#### Task inputs ####
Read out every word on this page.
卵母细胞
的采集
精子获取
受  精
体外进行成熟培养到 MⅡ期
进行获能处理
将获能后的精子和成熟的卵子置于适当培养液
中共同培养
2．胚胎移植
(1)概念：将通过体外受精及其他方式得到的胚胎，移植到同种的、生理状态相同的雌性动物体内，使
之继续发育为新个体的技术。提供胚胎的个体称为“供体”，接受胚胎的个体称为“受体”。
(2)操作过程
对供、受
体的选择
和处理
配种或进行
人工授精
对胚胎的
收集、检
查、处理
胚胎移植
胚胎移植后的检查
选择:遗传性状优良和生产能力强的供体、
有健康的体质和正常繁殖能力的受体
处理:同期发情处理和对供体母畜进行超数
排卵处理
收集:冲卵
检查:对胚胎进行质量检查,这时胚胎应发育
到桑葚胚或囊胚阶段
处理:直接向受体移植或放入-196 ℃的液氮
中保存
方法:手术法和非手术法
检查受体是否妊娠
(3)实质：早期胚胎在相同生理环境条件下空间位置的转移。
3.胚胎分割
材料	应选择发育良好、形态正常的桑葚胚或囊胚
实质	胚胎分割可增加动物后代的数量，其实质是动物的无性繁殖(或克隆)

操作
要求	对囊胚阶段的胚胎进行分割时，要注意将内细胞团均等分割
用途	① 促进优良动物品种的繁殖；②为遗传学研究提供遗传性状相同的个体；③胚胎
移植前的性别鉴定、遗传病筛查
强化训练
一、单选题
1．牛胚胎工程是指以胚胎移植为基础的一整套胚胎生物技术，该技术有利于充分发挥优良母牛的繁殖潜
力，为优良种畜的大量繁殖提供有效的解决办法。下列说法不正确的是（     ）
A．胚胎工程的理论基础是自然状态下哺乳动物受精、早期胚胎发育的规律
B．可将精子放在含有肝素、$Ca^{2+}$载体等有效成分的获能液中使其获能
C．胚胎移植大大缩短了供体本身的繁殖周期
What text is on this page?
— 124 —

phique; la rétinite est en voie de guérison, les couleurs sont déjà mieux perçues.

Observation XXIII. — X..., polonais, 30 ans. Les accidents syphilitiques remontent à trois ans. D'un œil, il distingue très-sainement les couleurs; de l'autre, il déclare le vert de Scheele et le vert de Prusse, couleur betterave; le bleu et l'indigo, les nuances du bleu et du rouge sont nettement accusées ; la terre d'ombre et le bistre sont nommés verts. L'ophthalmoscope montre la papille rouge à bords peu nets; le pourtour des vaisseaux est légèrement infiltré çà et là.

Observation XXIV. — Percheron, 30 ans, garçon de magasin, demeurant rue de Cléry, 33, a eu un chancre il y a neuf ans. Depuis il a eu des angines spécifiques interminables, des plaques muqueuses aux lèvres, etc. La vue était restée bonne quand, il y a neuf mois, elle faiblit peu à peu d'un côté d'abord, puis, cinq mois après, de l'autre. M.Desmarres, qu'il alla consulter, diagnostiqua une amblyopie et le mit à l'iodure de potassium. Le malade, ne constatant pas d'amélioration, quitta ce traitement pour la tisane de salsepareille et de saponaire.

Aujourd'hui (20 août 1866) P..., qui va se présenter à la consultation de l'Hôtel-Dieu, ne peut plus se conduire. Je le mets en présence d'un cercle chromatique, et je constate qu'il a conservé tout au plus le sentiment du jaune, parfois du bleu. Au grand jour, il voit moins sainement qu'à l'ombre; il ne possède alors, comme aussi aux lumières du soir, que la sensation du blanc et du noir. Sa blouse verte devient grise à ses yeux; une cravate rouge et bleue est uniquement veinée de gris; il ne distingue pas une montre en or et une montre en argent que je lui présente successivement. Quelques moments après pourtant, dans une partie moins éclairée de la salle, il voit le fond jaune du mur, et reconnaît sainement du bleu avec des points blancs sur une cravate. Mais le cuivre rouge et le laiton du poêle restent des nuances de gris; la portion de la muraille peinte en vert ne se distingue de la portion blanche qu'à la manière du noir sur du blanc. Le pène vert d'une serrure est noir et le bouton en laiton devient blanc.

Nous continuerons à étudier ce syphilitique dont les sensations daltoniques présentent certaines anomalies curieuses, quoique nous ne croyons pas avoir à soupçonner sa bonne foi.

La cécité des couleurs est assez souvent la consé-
####
To do: Tell how many lines include "this". The number is the whole answer.

Exercise solution: 2